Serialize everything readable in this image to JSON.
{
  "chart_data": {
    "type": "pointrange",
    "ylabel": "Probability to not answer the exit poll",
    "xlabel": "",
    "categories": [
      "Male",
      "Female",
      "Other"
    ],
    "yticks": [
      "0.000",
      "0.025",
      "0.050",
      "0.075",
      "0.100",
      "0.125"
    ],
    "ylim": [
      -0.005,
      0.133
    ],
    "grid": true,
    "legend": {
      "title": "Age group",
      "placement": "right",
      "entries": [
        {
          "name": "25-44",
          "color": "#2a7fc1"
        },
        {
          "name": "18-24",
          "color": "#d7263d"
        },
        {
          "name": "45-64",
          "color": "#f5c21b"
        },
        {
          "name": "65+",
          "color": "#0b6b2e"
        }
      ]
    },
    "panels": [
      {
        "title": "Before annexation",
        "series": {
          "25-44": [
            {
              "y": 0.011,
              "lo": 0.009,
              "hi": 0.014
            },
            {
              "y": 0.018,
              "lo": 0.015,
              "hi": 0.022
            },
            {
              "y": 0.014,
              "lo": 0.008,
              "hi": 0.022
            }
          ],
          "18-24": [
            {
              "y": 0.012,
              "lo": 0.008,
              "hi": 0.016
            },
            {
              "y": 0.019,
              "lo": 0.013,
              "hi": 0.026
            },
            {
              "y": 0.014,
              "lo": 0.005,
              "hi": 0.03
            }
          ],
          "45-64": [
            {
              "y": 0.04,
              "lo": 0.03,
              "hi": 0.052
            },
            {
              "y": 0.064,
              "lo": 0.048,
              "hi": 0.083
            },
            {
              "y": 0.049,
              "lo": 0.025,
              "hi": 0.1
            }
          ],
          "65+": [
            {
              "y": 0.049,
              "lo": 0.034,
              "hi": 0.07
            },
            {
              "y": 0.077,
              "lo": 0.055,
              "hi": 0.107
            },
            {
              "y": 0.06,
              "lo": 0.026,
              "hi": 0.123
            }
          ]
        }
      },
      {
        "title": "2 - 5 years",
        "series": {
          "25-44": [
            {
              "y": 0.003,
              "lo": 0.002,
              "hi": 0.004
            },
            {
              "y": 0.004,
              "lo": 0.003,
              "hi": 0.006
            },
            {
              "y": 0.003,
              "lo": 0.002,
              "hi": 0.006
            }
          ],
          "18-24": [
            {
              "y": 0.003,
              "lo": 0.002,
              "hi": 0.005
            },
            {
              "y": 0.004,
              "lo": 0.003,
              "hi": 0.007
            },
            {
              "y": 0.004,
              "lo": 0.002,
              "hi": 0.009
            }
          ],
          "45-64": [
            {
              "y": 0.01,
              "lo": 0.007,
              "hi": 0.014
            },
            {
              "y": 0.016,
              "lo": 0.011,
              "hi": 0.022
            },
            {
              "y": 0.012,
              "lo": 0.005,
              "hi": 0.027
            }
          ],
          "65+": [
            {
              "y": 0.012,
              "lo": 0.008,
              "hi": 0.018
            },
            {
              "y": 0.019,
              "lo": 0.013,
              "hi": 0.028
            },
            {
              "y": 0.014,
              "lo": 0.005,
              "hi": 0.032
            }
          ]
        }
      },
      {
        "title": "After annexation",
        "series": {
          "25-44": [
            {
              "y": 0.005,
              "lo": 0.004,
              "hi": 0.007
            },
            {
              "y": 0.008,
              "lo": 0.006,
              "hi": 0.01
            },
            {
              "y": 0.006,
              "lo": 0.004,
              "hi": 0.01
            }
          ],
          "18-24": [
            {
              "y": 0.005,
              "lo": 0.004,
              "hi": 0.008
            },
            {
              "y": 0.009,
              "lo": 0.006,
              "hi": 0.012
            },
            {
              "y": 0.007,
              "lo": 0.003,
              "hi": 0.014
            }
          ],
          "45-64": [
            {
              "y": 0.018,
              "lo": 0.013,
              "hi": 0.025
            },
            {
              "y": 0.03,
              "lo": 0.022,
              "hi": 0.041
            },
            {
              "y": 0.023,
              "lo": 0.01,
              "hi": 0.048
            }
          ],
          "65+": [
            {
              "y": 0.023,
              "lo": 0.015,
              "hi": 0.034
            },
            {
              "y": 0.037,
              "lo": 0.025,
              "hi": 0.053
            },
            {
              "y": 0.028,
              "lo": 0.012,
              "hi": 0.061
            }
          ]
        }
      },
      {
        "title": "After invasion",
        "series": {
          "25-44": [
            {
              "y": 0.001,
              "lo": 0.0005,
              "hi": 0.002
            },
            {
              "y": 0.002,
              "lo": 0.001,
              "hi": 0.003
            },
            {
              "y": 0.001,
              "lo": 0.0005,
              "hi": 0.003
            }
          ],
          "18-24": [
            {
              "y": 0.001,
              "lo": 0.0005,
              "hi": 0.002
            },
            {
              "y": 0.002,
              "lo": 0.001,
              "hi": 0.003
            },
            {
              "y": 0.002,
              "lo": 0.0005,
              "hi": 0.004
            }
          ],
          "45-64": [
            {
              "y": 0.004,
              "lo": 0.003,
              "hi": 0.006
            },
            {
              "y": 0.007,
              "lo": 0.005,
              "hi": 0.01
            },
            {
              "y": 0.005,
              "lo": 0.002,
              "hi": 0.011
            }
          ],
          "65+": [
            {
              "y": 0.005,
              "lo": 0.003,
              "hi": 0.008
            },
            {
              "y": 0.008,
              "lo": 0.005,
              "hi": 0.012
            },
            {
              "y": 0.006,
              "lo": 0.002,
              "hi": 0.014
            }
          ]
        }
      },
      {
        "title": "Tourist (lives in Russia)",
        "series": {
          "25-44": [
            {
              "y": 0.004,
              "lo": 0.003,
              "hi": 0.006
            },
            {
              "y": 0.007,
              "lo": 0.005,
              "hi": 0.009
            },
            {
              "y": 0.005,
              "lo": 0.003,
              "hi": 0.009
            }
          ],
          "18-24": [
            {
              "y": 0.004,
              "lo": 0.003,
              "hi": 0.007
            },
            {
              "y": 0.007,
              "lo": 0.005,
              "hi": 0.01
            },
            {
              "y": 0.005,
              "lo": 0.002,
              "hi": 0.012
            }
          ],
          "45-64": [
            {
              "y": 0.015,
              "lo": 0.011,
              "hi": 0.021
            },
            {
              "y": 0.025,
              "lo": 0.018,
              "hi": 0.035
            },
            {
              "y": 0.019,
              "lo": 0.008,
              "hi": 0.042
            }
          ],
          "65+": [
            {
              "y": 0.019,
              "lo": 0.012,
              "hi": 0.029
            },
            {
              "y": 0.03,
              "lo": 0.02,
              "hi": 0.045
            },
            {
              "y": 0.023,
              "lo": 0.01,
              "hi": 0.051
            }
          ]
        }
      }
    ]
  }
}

--------------------

▸ Task requirements
From the entries above, copy each line holding "title".

▸ Task answer
      "title": "Age group",
        "title": "Before annexation",
        "title": "2 - 5 years",
        "title": "After annexation",
        "title": "After invasion",
        "title": "Tourist (lives in Russia)",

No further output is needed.